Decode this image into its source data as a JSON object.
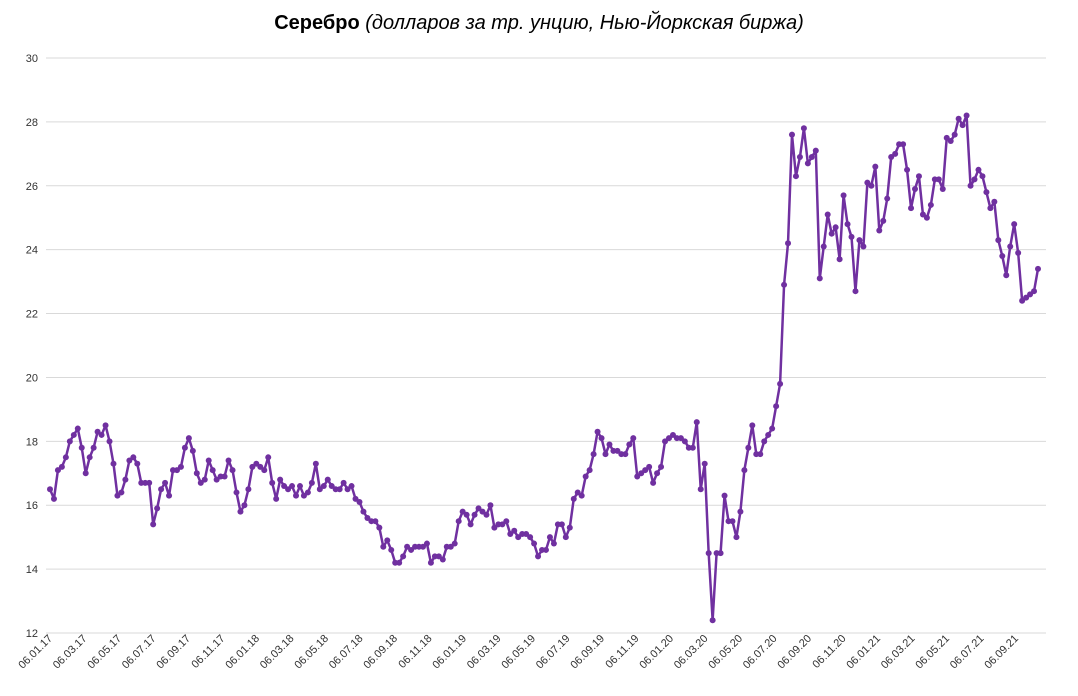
{
  "chart_data": {
    "type": "line",
    "title": "Серебро",
    "subtitle": "(долларов за тр. унцию, Нью-Йоркская биржа)",
    "xlabel": "",
    "ylabel": "",
    "ylim": [
      12,
      30
    ],
    "y_ticks": [
      "12",
      "14",
      "16",
      "18",
      "20",
      "22",
      "24",
      "26",
      "28",
      "30"
    ],
    "x_ticks": [
      "06.01.17",
      "06.03.17",
      "06.05.17",
      "06.07.17",
      "06.09.17",
      "06.11.17",
      "06.01.18",
      "06.03.18",
      "06.05.18",
      "06.07.18",
      "06.09.18",
      "06.11.18",
      "06.01.19",
      "06.03.19",
      "06.05.19",
      "06.07.19",
      "06.09.19",
      "06.11.19",
      "06.01.20",
      "06.03.20",
      "06.05.20",
      "06.07.20",
      "06.09.20",
      "06.11.20",
      "06.01.21",
      "06.03.21",
      "06.05.21",
      "06.07.21",
      "06.09.21"
    ],
    "grid": true,
    "color": "#7030a0",
    "series": [
      {
        "name": "",
        "values": [
          16.5,
          16.2,
          17.1,
          17.2,
          17.5,
          18.0,
          18.2,
          18.4,
          17.8,
          17.0,
          17.5,
          17.8,
          18.3,
          18.2,
          18.5,
          18.0,
          17.3,
          16.3,
          16.4,
          16.8,
          17.4,
          17.5,
          17.3,
          16.7,
          16.7,
          16.7,
          15.4,
          15.9,
          16.5,
          16.7,
          16.3,
          17.1,
          17.1,
          17.2,
          17.8,
          18.1,
          17.7,
          17.0,
          16.7,
          16.8,
          17.4,
          17.1,
          16.8,
          16.9,
          16.9,
          17.4,
          17.1,
          16.4,
          15.8,
          16.0,
          16.5,
          17.2,
          17.3,
          17.2,
          17.1,
          17.5,
          16.7,
          16.2,
          16.8,
          16.6,
          16.5,
          16.6,
          16.3,
          16.6,
          16.3,
          16.4,
          16.7,
          17.3,
          16.5,
          16.6,
          16.8,
          16.6,
          16.5,
          16.5,
          16.7,
          16.5,
          16.6,
          16.2,
          16.1,
          15.8,
          15.6,
          15.5,
          15.5,
          15.3,
          14.7,
          14.9,
          14.6,
          14.2,
          14.2,
          14.4,
          14.7,
          14.6,
          14.7,
          14.7,
          14.7,
          14.8,
          14.2,
          14.4,
          14.4,
          14.3,
          14.7,
          14.7,
          14.8,
          15.5,
          15.8,
          15.7,
          15.4,
          15.7,
          15.9,
          15.8,
          15.7,
          16.0,
          15.3,
          15.4,
          15.4,
          15.5,
          15.1,
          15.2,
          15.0,
          15.1,
          15.1,
          15.0,
          14.8,
          14.4,
          14.6,
          14.6,
          15.0,
          14.8,
          15.4,
          15.4,
          15.0,
          15.3,
          16.2,
          16.4,
          16.3,
          16.9,
          17.1,
          17.6,
          18.3,
          18.1,
          17.6,
          17.9,
          17.7,
          17.7,
          17.6,
          17.6,
          17.9,
          18.1,
          16.9,
          17.0,
          17.1,
          17.2,
          16.7,
          17.0,
          17.2,
          18.0,
          18.1,
          18.2,
          18.1,
          18.1,
          18.0,
          17.8,
          17.8,
          18.6,
          16.5,
          17.3,
          14.5,
          12.4,
          14.5,
          14.5,
          16.3,
          15.5,
          15.5,
          15.0,
          15.8,
          17.1,
          17.8,
          18.5,
          17.6,
          17.6,
          18.0,
          18.2,
          18.4,
          19.1,
          19.8,
          22.9,
          24.2,
          27.6,
          26.3,
          26.9,
          27.8,
          26.7,
          26.9,
          27.1,
          23.1,
          24.1,
          25.1,
          24.5,
          24.7,
          23.7,
          25.7,
          24.8,
          24.4,
          22.7,
          24.3,
          24.1,
          26.1,
          26.0,
          26.6,
          24.6,
          24.9,
          25.6,
          26.9,
          27.0,
          27.3,
          27.3,
          26.5,
          25.3,
          25.9,
          26.3,
          25.1,
          25.0,
          25.4,
          26.2,
          26.2,
          25.9,
          27.5,
          27.4,
          27.6,
          28.1,
          27.9,
          28.2,
          26.0,
          26.2,
          26.5,
          26.3,
          25.8,
          25.3,
          25.5,
          24.3,
          23.8,
          23.2,
          24.1,
          24.8,
          23.9,
          22.4,
          22.5,
          22.6,
          22.7,
          23.4
        ]
      }
    ]
  }
}
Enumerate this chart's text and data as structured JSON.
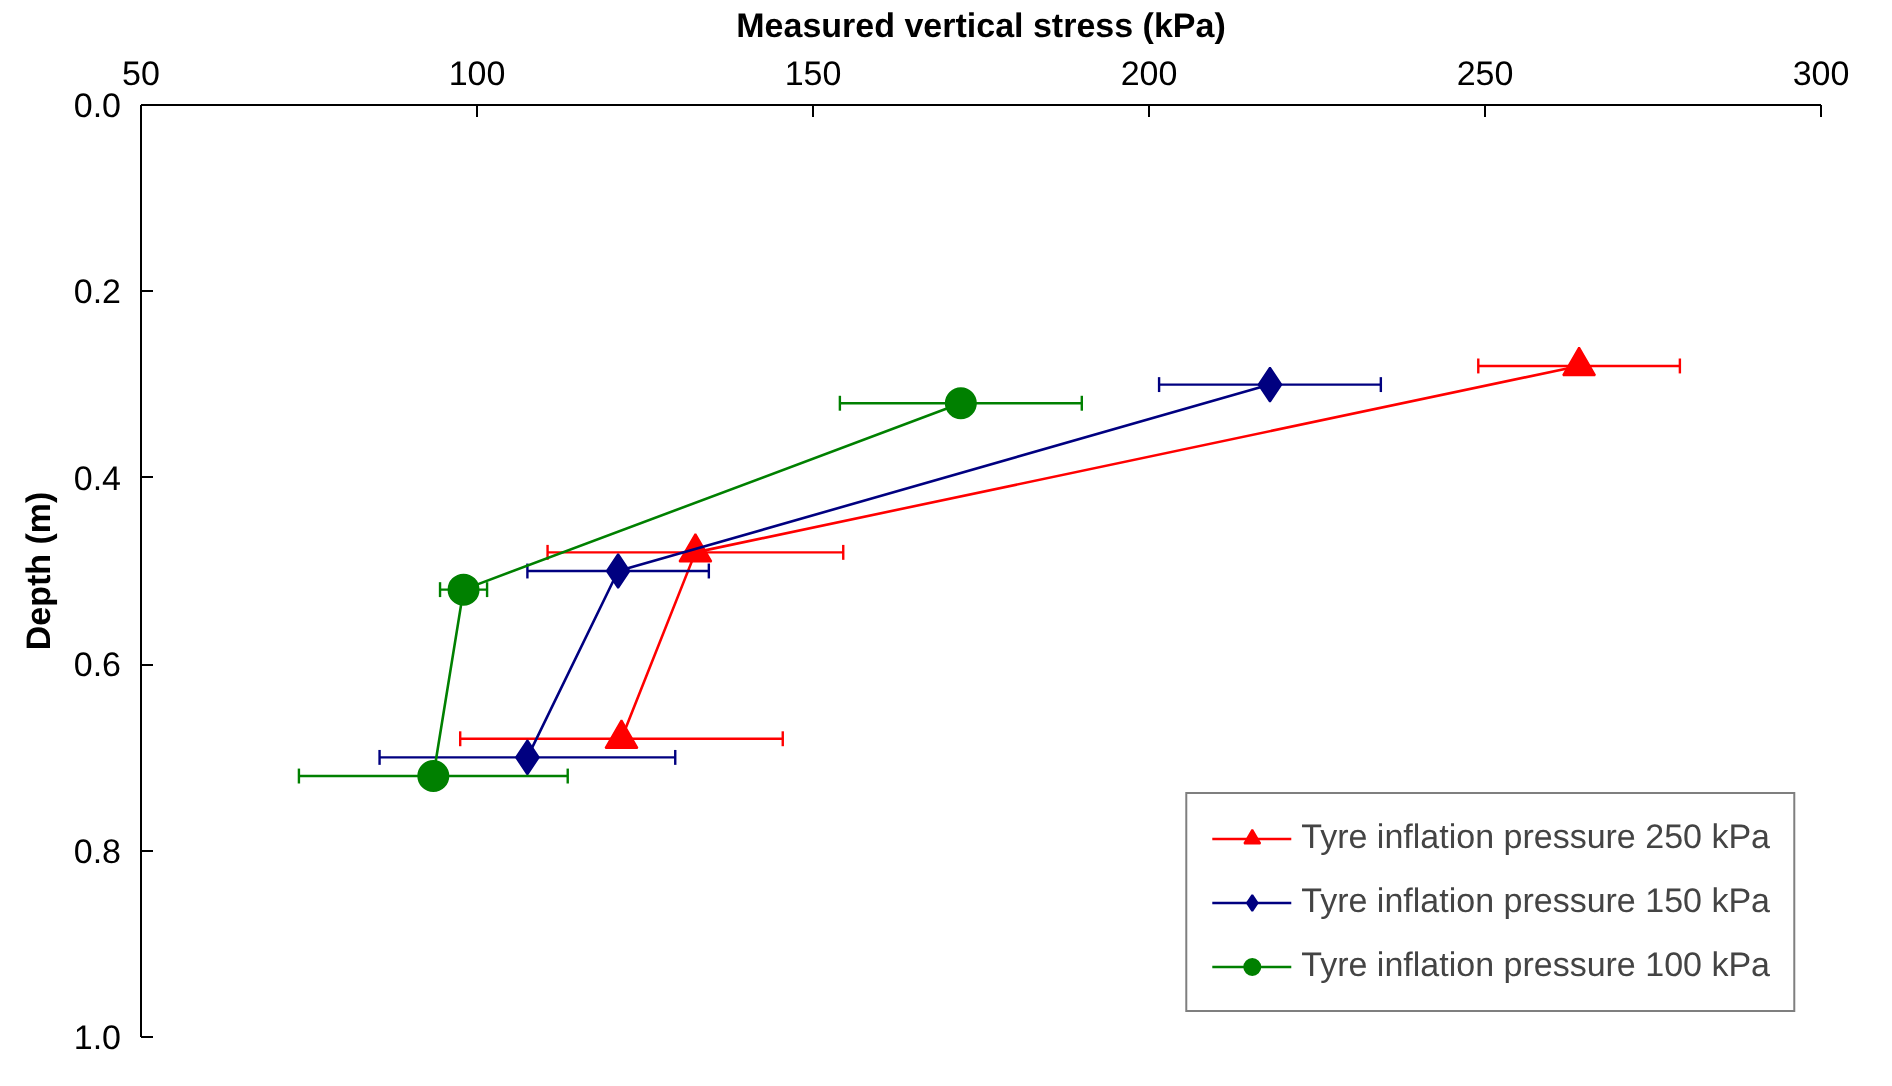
{
  "chart_data": {
    "type": "line",
    "xlabel": "Measured vertical stress (kPa)",
    "ylabel": "Depth (m)",
    "xlim": [
      50,
      300
    ],
    "xticks": [
      50,
      100,
      150,
      200,
      250,
      300
    ],
    "ylim": [
      1.0,
      0.0
    ],
    "yticks": [
      {
        "value": 0.0,
        "label": "0.0"
      },
      {
        "value": 0.2,
        "label": "0.2"
      },
      {
        "value": 0.4,
        "label": "0.4"
      },
      {
        "value": 0.6,
        "label": "0.6"
      },
      {
        "value": 0.8,
        "label": "0.8"
      },
      {
        "value": 1.0,
        "label": "1.0"
      }
    ],
    "grid": false,
    "legend": "bottom right",
    "series": [
      {
        "name": "Tyre inflation pressure 250 kPa",
        "color": "#ff0000",
        "marker": "triangle",
        "x": [
          264,
          132.5,
          121.5
        ],
        "values": [
          0.28,
          0.48,
          0.68
        ],
        "xerrors": [
          15,
          22,
          24
        ]
      },
      {
        "name": "Tyre inflation pressure 150 kPa",
        "color": "#000080",
        "marker": "diamond",
        "x": [
          218,
          121,
          107.5
        ],
        "values": [
          0.3,
          0.5,
          0.7
        ],
        "xerrors": [
          16.5,
          13.5,
          22
        ]
      },
      {
        "name": "Tyre inflation pressure 100 kPa",
        "color": "#008000",
        "marker": "circle",
        "x": [
          172,
          98,
          93.5
        ],
        "values": [
          0.32,
          0.52,
          0.72
        ],
        "xerrors": [
          18,
          3.5,
          20
        ]
      }
    ]
  }
}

- Task details
Quote, word for word and nothing more, every line from the line with "Enumerate this chart's" to the end of the entries, including both ends; skip any pictures.

- Solution
Enumerate this chart's text and data as structured JSON.
{
  "chart_data": {
    "type": "line",
    "xlabel": "Measured vertical stress (kPa)",
    "ylabel": "Depth (m)",
    "xlim": [
      50,
      300
    ],
    "xticks": [
      50,
      100,
      150,
      200,
      250,
      300
    ],
    "ylim": [
      1.0,
      0.0
    ],
    "yticks": [
      {
        "value": 0.0,
        "label": "0.0"
      },
      {
        "value": 0.2,
        "label": "0.2"
      },
      {
        "value": 0.4,
        "label": "0.4"
      },
      {
        "value": 0.6,
        "label": "0.6"
      },
      {
        "value": 0.8,
        "label": "0.8"
      },
      {
        "value": 1.0,
        "label": "1.0"
      }
    ],
    "grid": false,
    "legend": "bottom right",
    "series": [
      {
        "name": "Tyre inflation pressure 250 kPa",
        "color": "#ff0000",
        "marker": "triangle",
        "x": [
          264,
          132.5,
          121.5
        ],
        "values": [
          0.28,
          0.48,
          0.68
        ],
        "xerrors": [
          15,
          22,
          24
        ]
      },
      {
        "name": "Tyre inflation pressure 150 kPa",
        "color": "#000080",
        "marker": "diamond",
        "x": [
          218,
          121,
          107.5
        ],
        "values": [
          0.3,
          0.5,
          0.7
        ],
        "xerrors": [
          16.5,
          13.5,
          22
        ]
      },
      {
        "name": "Tyre inflation pressure 100 kPa",
        "color": "#008000",
        "marker": "circle",
        "x": [
          172,
          98,
          93.5
        ],
        "values": [
          0.32,
          0.52,
          0.72
        ],
        "xerrors": [
          18,
          3.5,
          20
        ]
      }
    ]
  }
}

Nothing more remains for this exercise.